▼
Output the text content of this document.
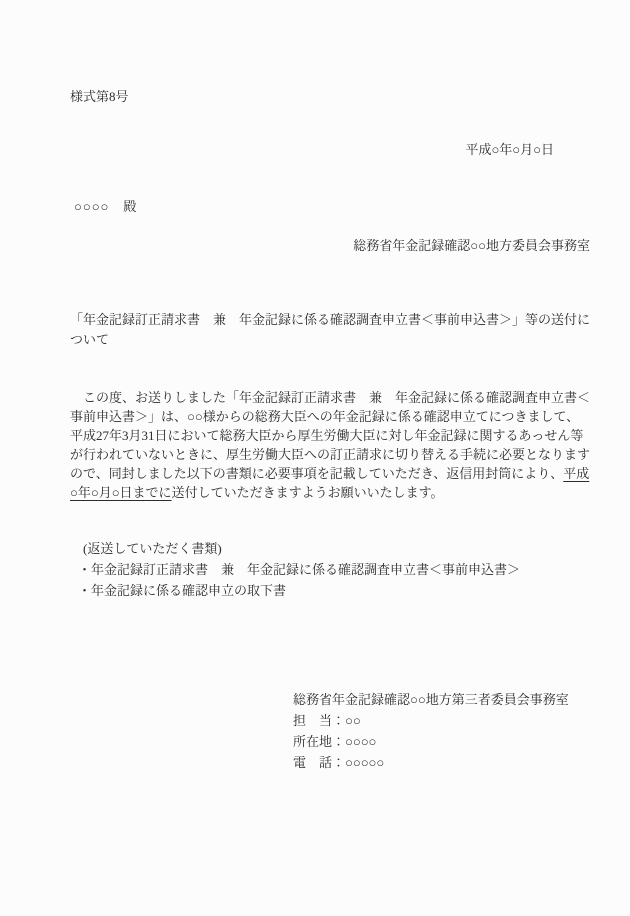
様式第8号
平成○年○月○日
○○○○　殿
総務省年金記録確認○○地方委員会事務室
「年金記録訂正請求書　兼　年金記録に係る確認調査申立書＜事前申込書＞」等の送付に
ついて
　この度、お送りしました「年金記録訂正請求書　兼　年金記録に係る確認調査申立書＜
事前申込書＞」は、○○様からの総務大臣への年金記録に係る確認申立てにつきまして、
平成27年3月31日において総務大臣から厚生労働大臣に対し年金記録に関するあっせん等
が行われていないときに、厚生労働大臣への訂正請求に切り替える手続に必要となります
ので、同封しました以下の書類に必要事項を記載していただき、返信用封筒により、平成
○年○月○日までに送付していただきますようお願いいたします。
(返送していただく書類)
・年金記録訂正請求書　兼　年金記録に係る確認調査申立書＜事前申込書＞
・年金記録に係る確認申立の取下書
総務省年金記録確認○○地方第三者委員会事務室
担　当：○○
所在地：○○○○
電　話：○○○○○
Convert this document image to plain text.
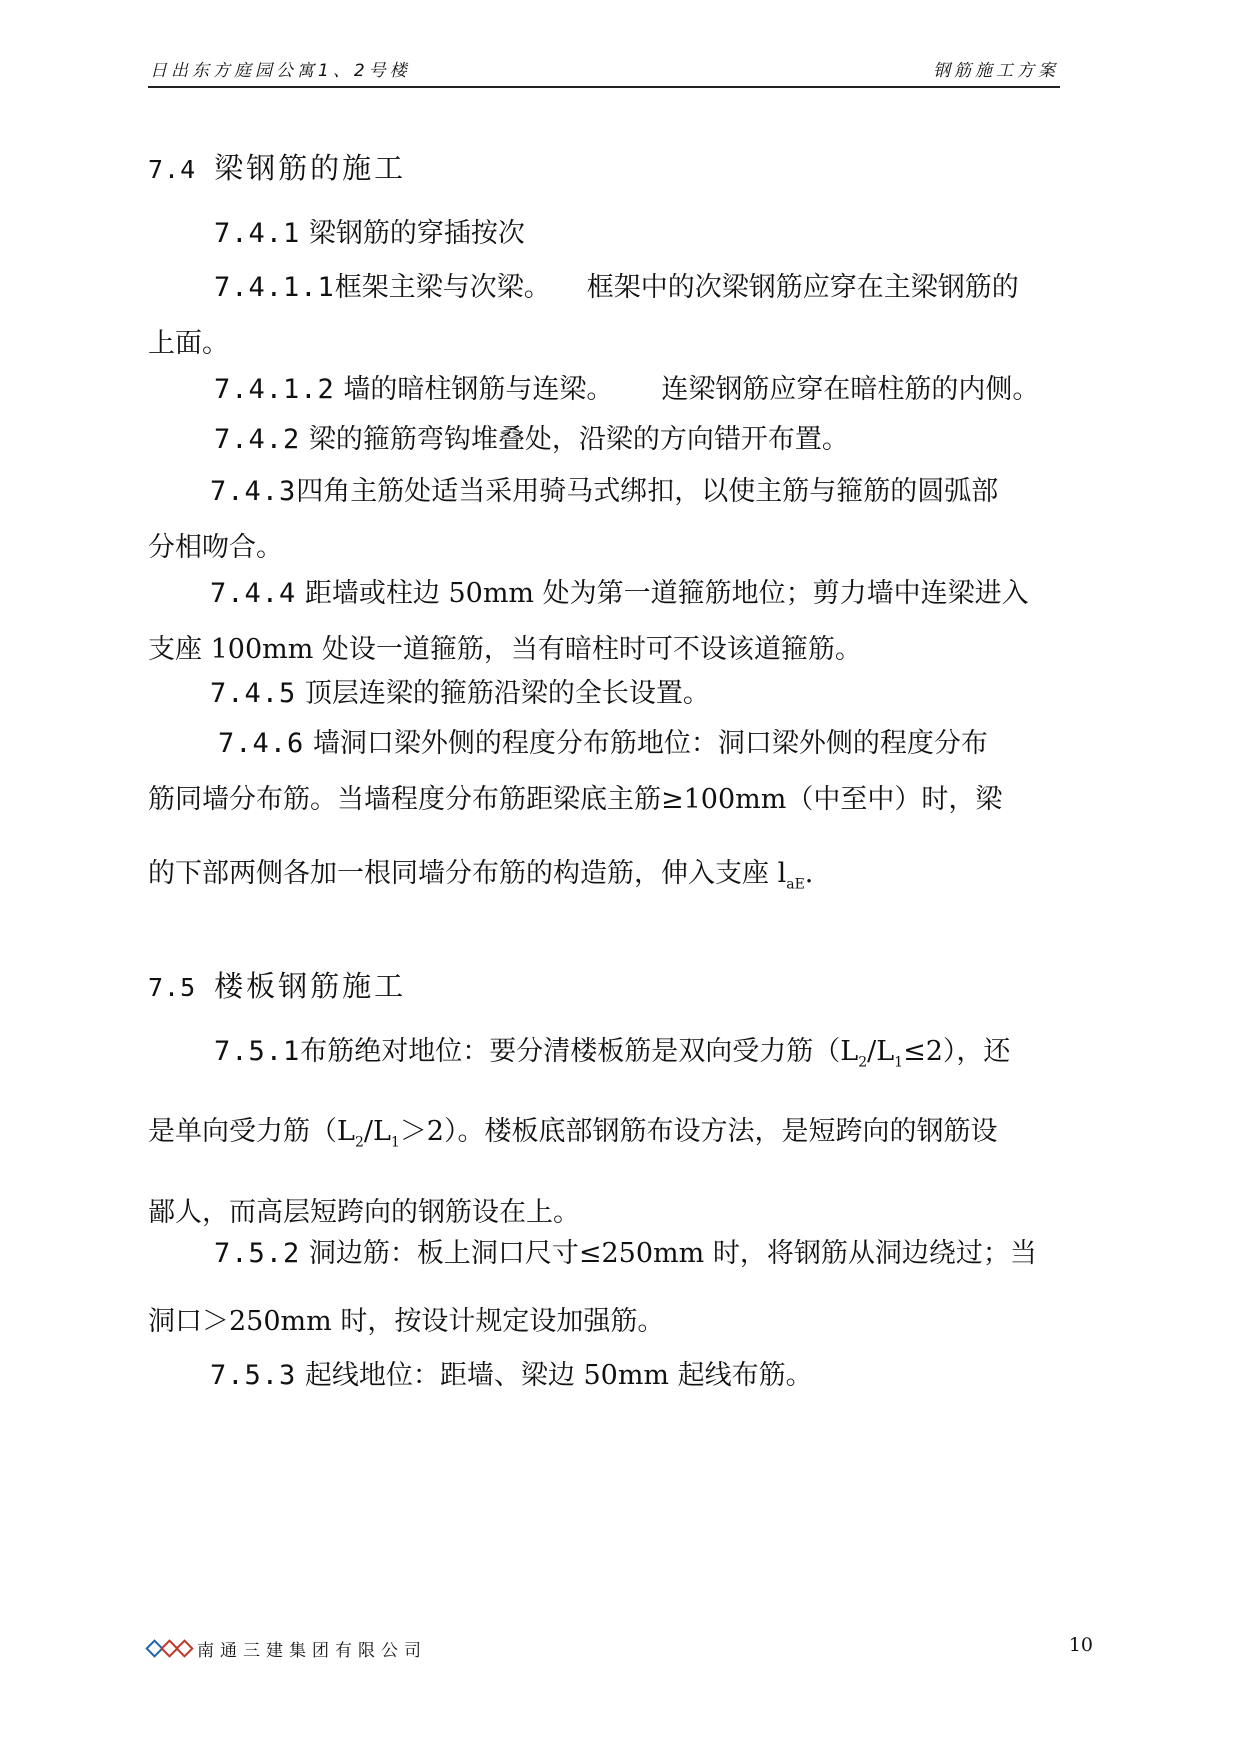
日出东方庭园公寓1、2号楼	钢筋施工方案
7.4 梁钢筋的施工
7.4.1 梁钢筋的穿插按次
7.4.1.1框架主梁与次梁。 框架中的次梁钢筋应穿在主梁钢筋的
上面。
7.4.1.2 墙的暗柱钢筋与连梁。 连梁钢筋应穿在暗柱筋的内侧。
7.4.2 梁的箍筋弯钩堆叠处，沿梁的方向错开布置。
7.4.3四角主筋处适当采用骑马式绑扣，以使主筋与箍筋的圆弧部
分相吻合。
7.4.4 距墙或柱边 50mm 处为第一道箍筋地位；剪力墙中连梁进入
支座 100mm 处设一道箍筋，当有暗柱时可不设该道箍筋。
7.4.5 顶层连梁的箍筋沿梁的全长设置。
7.4.6 墙洞口梁外侧的程度分布筋地位：洞口梁外侧的程度分布
筋同墙分布筋。当墙程度分布筋距梁底主筋≥100mm（中至中）时，梁
的下部两侧各加一根同墙分布筋的构造筋，伸入支座 $l_{aE}$.
7.5 楼板钢筋施工
7.5.1布筋绝对地位：要分清楼板筋是双向受力筋$(L_2/L_1\le 2)$，还
是单向受力筋$(L_2/L_1>2)$。楼板底部钢筋布设方法，是短跨向的钢筋设
鄙人，而高层短跨向的钢筋设在上。
7.5.2 洞边筋：板上洞口尺寸≤250mm 时，将钢筋从洞边绕过；当
洞口＞250mm 时，按设计规定设加强筋。
7.5.3 起线地位：距墙、梁边 50mm 起线布筋。
南通三建集团有限公司	10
▲
*THE REQUEST*. Omit the pictures, then output the rest of the listing exactly.

*RESPONSE TO THE EXERCISE*.
Output the text content of this document.
様式第8号
平成○年○月○日
○○○○　殿
総務省年金記録確認○○地方委員会事務室
「年金記録訂正請求書　兼　年金記録に係る確認調査申立書＜事前申込書＞」等の送付に
ついて
　この度、お送りしました「年金記録訂正請求書　兼　年金記録に係る確認調査申立書＜
事前申込書＞」は、○○様からの総務大臣への年金記録に係る確認申立てにつきまして、
平成27年3月31日において総務大臣から厚生労働大臣に対し年金記録に関するあっせん等
が行われていないときに、厚生労働大臣への訂正請求に切り替える手続に必要となります
ので、同封しました以下の書類に必要事項を記載していただき、返信用封筒により、平成
○年○月○日までに送付していただきますようお願いいたします。
(返送していただく書類)
・年金記録訂正請求書　兼　年金記録に係る確認調査申立書＜事前申込書＞
・年金記録に係る確認申立の取下書
総務省年金記録確認○○地方第三者委員会事務室
担　当：○○
所在地：○○○○
電　話：○○○○○
Convert this document image to plain text.
日出东方庭园公寓1、2号楼	钢筋施工方案
7.4 梁钢筋的施工
7.4.1 梁钢筋的穿插按次
7.4.1.1框架主梁与次梁。 框架中的次梁钢筋应穿在主梁钢筋的
上面。
7.4.1.2 墙的暗柱钢筋与连梁。 连梁钢筋应穿在暗柱筋的内侧。
7.4.2 梁的箍筋弯钩堆叠处，沿梁的方向错开布置。
7.4.3四角主筋处适当采用骑马式绑扣，以使主筋与箍筋的圆弧部
分相吻合。
7.4.4 距墙或柱边 50mm 处为第一道箍筋地位；剪力墙中连梁进入
支座 100mm 处设一道箍筋，当有暗柱时可不设该道箍筋。
7.4.5 顶层连梁的箍筋沿梁的全长设置。
7.4.6 墙洞口梁外侧的程度分布筋地位：洞口梁外侧的程度分布
筋同墙分布筋。当墙程度分布筋距梁底主筋≥100mm（中至中）时，梁
的下部两侧各加一根同墙分布筋的构造筋，伸入支座 $l_{aE}$.
7.5 楼板钢筋施工
7.5.1布筋绝对地位：要分清楼板筋是双向受力筋$(L_2/L_1\le 2)$，还
是单向受力筋$(L_2/L_1>2)$。楼板底部钢筋布设方法，是短跨向的钢筋设
鄙人，而高层短跨向的钢筋设在上。
7.5.2 洞边筋：板上洞口尺寸≤250mm 时，将钢筋从洞边绕过；当
洞口＞250mm 时，按设计规定设加强筋。
7.5.3 起线地位：距墙、梁边 50mm 起线布筋。
南通三建集团有限公司	10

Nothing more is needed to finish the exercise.